_Directions for this task_:
Find every line in the records that holds the string "Rate". Copy each one.

_Records for this task_:
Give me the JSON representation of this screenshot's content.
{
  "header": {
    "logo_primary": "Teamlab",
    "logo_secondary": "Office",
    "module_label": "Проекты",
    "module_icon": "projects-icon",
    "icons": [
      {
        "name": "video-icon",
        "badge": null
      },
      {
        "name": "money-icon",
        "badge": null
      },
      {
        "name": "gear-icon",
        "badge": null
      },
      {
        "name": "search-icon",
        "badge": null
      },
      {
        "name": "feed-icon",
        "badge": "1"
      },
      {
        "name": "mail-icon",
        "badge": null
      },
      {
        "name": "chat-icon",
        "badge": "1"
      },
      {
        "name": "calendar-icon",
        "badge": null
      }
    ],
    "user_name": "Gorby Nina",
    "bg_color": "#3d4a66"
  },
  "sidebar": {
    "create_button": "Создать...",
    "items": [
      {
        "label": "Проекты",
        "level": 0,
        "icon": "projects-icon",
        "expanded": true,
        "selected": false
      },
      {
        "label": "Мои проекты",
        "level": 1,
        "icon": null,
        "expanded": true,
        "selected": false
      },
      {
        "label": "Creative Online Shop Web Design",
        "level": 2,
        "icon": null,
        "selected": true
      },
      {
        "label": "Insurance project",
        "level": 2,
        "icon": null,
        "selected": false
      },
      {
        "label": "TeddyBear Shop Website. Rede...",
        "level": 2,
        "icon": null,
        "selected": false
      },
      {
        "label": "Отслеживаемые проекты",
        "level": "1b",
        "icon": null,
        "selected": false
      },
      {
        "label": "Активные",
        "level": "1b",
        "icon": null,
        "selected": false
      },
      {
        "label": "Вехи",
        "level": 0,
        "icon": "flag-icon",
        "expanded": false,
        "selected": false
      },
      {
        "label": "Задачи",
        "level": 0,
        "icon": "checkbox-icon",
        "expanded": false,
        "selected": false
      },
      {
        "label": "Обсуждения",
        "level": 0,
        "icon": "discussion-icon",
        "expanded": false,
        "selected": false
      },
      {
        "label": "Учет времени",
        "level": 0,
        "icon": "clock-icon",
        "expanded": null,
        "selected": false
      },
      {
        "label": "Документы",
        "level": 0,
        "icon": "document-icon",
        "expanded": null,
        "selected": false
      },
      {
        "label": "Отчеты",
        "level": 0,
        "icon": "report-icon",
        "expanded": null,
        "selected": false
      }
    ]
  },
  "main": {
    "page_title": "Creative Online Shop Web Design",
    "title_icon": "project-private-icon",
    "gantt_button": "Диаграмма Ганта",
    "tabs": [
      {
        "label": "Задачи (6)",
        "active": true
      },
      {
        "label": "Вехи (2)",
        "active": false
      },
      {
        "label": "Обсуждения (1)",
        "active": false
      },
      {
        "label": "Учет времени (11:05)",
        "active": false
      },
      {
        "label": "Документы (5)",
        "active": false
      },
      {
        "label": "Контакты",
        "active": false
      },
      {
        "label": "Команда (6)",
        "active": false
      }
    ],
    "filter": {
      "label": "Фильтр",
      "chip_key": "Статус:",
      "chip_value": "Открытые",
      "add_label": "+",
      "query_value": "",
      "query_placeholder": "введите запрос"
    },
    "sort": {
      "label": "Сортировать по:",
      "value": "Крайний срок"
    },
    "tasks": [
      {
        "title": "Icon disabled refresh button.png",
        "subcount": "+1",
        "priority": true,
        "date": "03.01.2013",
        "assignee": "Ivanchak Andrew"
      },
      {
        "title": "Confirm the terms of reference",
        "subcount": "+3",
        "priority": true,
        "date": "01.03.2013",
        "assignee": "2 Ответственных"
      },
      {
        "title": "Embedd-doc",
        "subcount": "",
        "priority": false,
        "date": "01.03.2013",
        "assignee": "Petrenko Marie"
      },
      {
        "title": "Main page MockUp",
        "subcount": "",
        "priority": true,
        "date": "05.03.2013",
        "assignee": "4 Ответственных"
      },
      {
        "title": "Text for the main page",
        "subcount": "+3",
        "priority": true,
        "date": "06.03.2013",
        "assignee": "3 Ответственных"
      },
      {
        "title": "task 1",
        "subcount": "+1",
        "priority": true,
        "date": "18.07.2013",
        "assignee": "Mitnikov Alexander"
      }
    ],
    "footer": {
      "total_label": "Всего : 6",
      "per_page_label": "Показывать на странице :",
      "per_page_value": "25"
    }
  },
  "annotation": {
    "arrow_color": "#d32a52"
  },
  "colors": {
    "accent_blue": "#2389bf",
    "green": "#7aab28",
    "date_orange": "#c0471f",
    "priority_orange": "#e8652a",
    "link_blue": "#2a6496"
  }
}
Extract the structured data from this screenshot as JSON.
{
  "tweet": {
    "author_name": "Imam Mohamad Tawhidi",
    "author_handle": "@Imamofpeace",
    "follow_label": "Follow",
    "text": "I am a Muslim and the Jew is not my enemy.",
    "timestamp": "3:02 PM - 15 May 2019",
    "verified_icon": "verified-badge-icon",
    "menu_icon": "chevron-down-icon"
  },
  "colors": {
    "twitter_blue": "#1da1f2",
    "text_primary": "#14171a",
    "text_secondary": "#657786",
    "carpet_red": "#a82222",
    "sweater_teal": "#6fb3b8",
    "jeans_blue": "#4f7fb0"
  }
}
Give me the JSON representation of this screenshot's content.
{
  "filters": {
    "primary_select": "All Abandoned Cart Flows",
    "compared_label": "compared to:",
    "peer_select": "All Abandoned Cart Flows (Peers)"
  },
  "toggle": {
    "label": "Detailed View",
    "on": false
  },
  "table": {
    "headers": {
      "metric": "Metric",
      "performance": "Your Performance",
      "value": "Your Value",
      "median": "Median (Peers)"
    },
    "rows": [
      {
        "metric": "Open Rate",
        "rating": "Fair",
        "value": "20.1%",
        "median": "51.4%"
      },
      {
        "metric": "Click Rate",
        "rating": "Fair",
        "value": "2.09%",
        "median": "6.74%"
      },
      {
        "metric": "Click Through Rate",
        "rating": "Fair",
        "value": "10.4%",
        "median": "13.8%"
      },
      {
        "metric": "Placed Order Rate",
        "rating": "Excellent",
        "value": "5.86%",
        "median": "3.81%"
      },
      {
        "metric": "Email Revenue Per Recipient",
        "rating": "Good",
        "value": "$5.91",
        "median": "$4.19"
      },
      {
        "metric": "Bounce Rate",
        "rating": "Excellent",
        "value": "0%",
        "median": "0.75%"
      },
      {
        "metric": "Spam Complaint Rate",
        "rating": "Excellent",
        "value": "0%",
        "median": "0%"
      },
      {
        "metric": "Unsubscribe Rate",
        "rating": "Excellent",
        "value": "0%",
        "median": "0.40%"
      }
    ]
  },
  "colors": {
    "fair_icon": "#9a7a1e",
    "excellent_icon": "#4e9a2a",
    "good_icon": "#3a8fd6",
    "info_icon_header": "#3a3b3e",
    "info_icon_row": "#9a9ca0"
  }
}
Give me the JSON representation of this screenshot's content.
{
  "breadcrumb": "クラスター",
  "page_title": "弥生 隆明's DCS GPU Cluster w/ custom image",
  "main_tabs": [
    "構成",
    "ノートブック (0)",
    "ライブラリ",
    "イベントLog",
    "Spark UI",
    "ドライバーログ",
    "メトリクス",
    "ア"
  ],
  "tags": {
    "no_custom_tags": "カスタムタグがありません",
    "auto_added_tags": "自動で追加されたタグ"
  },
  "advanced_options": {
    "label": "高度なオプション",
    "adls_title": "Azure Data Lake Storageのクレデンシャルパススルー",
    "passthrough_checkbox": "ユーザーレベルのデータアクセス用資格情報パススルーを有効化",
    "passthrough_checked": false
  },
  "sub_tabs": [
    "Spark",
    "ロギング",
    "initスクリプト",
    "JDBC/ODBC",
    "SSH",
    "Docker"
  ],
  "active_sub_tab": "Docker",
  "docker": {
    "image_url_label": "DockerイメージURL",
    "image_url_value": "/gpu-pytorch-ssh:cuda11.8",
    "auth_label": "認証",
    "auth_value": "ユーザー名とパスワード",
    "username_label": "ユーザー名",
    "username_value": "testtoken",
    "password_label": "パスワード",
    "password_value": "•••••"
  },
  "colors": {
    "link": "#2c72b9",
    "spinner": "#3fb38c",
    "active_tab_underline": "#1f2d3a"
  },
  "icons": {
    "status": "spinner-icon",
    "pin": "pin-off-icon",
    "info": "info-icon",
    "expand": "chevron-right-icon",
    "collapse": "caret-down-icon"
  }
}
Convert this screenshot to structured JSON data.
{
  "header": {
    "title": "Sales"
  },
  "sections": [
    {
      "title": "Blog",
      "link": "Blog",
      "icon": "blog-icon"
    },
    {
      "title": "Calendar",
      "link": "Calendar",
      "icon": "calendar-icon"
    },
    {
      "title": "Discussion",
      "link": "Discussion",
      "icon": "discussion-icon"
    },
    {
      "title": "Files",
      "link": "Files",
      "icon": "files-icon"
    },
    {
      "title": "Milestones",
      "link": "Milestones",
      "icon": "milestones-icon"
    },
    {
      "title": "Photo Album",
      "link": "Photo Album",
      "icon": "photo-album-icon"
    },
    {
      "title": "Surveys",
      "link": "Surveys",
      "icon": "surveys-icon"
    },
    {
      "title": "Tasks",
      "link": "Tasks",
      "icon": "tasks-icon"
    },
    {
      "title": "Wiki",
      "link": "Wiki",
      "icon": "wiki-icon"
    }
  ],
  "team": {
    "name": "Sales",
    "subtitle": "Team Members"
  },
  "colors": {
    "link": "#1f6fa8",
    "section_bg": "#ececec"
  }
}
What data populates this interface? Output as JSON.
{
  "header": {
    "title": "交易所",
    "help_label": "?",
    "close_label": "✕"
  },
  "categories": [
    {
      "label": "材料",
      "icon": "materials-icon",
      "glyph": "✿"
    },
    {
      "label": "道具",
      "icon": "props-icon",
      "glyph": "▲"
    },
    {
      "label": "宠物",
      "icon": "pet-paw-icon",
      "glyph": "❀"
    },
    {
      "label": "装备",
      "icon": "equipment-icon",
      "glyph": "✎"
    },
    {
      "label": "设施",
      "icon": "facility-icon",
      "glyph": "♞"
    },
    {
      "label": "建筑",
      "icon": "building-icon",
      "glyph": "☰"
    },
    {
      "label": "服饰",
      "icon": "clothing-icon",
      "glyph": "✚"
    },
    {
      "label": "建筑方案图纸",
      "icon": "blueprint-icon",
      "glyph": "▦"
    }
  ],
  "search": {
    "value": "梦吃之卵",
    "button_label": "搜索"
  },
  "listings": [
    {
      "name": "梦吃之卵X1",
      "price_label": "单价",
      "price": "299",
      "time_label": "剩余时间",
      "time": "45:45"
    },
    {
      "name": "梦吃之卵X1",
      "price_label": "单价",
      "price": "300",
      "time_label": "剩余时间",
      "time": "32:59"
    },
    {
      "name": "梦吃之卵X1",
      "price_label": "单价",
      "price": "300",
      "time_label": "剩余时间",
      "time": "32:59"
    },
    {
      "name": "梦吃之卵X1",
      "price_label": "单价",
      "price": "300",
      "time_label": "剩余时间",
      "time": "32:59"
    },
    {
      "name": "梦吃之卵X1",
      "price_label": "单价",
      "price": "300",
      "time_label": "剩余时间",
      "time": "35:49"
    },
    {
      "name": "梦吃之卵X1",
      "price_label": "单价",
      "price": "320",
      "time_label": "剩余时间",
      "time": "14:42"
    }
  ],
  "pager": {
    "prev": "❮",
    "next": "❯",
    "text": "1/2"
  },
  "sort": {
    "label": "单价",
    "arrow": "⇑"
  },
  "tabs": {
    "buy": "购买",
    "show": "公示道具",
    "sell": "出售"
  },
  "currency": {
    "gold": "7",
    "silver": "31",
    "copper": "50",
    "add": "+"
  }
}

_Solution below_:
        "metric": "Open Rate",
        "metric": "Click Rate",
        "metric": "Click Through Rate",
        "metric": "Placed Order Rate",
        "metric": "Bounce Rate",
        "metric": "Spam Complaint Rate",
        "metric": "Unsubscribe Rate",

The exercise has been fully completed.